**WORK REQUIRED:** All lines in which the word "Anti" occurs are to be extracted.

Entries taken from a collection
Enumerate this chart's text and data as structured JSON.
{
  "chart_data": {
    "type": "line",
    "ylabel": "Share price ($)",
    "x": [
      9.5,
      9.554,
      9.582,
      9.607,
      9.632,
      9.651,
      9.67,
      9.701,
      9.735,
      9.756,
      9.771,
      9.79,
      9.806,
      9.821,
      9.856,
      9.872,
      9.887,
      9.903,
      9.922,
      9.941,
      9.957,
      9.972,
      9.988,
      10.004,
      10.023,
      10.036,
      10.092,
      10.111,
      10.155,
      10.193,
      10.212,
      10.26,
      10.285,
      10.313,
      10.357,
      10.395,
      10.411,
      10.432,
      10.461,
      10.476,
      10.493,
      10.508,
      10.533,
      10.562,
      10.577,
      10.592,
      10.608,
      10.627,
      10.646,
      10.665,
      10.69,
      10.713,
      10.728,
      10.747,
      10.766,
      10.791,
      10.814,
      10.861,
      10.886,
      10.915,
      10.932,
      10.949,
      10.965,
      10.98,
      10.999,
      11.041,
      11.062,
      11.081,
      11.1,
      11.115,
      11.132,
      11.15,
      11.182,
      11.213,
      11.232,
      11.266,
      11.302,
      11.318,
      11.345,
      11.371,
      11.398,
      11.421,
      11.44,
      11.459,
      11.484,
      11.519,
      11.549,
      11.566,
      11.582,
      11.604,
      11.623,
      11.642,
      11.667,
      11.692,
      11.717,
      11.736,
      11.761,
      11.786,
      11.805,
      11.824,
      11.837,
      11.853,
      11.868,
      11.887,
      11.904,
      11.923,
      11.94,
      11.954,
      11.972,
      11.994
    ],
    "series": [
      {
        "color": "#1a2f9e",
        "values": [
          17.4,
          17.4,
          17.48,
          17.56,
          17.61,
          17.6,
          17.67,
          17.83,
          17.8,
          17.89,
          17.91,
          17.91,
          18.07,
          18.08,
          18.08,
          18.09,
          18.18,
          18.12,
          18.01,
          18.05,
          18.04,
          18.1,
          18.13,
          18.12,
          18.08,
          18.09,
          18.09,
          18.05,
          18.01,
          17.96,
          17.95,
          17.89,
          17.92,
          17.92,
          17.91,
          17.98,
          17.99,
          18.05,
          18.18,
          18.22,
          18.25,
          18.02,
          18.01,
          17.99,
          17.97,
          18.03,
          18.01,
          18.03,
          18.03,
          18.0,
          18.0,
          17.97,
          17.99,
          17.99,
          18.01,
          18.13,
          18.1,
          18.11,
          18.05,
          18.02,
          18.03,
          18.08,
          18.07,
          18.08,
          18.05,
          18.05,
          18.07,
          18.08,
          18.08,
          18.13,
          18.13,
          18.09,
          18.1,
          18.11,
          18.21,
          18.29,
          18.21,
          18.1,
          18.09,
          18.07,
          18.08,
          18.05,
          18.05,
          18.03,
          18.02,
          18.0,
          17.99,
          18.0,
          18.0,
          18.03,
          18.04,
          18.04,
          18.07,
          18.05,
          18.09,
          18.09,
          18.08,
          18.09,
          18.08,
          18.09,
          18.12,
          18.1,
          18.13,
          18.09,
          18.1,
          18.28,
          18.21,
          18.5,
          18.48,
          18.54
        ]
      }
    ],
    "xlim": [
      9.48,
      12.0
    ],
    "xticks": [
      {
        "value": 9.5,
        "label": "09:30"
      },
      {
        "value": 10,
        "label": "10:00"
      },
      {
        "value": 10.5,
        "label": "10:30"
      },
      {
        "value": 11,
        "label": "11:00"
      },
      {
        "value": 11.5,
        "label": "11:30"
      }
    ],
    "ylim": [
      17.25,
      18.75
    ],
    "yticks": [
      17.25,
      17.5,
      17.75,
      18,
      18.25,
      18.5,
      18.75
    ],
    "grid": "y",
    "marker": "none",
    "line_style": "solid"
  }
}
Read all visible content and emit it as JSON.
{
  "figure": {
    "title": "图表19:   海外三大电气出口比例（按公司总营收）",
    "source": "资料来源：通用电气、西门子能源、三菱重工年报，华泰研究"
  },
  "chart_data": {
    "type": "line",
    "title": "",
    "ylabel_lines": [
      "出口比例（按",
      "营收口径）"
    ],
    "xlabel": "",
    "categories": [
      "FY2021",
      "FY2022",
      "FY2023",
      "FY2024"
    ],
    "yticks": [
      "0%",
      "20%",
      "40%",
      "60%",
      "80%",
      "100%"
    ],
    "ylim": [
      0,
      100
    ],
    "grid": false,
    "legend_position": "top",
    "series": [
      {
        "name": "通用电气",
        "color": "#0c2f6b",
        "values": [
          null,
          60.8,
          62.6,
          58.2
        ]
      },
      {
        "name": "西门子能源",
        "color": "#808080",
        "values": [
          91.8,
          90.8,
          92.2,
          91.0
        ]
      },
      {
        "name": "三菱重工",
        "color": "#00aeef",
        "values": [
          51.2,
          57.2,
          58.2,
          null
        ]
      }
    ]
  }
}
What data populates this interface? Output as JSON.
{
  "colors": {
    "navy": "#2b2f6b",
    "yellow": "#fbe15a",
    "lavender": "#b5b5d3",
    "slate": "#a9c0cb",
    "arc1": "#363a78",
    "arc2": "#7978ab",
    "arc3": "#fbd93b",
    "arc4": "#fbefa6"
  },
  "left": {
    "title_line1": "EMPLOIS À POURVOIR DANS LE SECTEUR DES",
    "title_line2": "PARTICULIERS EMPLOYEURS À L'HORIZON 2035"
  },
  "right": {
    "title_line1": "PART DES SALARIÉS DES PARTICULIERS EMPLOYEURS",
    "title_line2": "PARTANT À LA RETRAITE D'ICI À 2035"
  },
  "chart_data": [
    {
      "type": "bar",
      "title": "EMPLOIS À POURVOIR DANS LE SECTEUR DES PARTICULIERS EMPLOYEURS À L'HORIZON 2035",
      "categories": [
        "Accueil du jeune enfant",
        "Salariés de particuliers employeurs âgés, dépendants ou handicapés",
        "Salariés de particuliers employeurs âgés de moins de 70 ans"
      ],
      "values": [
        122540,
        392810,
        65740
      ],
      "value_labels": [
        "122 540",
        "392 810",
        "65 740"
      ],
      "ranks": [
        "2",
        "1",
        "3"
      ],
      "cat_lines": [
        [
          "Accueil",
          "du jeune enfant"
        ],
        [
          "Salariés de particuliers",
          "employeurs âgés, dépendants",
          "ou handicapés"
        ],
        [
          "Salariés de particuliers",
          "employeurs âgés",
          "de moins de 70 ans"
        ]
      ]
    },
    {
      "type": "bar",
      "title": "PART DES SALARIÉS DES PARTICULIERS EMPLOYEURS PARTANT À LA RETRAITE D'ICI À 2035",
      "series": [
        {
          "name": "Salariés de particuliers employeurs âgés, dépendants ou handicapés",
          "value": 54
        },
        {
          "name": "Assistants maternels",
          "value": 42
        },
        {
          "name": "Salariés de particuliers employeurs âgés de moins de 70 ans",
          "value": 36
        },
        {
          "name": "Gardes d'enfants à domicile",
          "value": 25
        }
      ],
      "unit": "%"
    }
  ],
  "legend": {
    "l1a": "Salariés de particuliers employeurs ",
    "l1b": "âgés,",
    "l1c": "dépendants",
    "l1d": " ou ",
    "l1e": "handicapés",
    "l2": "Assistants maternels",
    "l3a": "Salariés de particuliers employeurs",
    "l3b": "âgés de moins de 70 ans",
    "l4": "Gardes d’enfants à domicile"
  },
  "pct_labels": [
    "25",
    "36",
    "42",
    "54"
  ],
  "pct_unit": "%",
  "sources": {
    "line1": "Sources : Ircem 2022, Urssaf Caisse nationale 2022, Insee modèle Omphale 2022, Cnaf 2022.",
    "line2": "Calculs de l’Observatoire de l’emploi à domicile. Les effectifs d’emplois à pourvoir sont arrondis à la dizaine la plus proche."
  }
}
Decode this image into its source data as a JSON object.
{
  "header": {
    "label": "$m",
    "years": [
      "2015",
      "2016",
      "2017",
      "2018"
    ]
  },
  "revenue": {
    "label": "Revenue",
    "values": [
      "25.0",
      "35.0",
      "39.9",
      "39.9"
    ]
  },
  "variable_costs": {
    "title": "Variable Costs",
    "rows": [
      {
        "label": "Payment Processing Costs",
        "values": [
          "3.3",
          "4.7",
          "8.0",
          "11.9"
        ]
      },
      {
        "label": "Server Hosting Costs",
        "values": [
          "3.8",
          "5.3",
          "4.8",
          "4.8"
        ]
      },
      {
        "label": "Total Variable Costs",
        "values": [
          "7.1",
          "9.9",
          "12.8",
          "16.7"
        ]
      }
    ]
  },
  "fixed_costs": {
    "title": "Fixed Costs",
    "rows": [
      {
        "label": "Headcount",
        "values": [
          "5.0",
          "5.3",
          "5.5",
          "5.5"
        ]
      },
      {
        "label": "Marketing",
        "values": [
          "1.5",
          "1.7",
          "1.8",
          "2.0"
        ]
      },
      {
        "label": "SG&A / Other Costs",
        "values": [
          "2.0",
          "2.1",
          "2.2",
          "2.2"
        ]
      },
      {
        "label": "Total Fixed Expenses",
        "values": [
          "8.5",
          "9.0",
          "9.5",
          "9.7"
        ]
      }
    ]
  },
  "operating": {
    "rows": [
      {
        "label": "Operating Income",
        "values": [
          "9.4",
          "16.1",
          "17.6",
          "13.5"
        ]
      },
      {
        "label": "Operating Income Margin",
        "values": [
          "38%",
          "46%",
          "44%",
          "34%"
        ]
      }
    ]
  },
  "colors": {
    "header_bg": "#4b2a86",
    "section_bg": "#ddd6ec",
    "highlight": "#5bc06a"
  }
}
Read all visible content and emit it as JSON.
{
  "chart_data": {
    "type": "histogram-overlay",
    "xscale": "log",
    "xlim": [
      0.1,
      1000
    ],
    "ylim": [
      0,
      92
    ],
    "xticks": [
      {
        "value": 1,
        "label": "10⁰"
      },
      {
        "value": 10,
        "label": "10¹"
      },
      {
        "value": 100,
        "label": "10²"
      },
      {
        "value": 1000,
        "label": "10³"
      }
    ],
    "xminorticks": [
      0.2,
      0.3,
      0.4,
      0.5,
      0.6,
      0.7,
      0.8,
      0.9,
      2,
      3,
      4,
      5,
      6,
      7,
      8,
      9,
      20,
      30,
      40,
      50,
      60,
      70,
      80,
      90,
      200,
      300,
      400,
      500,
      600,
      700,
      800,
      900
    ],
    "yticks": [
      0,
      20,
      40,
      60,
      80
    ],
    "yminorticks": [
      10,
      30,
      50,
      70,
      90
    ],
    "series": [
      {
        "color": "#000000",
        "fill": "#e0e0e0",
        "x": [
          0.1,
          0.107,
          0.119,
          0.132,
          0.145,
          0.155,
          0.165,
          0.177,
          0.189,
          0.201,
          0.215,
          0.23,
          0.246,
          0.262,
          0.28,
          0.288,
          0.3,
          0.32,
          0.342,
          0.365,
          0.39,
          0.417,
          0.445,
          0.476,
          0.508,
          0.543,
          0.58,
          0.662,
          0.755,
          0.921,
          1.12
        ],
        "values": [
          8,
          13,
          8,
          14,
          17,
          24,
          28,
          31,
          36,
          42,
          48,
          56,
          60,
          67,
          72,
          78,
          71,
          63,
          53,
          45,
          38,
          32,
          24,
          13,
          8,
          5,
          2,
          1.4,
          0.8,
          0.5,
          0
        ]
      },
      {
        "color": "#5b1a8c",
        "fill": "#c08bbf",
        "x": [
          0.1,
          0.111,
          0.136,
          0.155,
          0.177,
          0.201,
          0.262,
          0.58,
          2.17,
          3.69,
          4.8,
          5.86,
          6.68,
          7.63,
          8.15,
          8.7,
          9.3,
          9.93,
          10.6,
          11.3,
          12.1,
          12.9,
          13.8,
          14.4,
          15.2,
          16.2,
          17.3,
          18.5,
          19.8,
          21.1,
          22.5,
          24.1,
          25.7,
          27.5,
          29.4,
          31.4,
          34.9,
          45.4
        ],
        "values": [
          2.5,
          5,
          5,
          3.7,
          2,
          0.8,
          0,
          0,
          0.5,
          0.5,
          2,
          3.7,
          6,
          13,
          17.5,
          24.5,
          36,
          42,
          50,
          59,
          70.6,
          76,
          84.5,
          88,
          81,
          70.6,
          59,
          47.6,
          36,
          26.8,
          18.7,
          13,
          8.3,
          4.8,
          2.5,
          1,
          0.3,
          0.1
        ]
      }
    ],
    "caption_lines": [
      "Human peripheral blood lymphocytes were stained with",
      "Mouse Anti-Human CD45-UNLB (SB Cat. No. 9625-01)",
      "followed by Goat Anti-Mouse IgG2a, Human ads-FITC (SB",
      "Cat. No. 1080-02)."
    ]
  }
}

**EXERCISE RESPONSE:**
      "Mouse Anti-Human CD45-UNLB (SB Cat. No. 9625-01)",
      "followed by Goat Anti-Mouse IgG2a, Human ads-FITC (SB",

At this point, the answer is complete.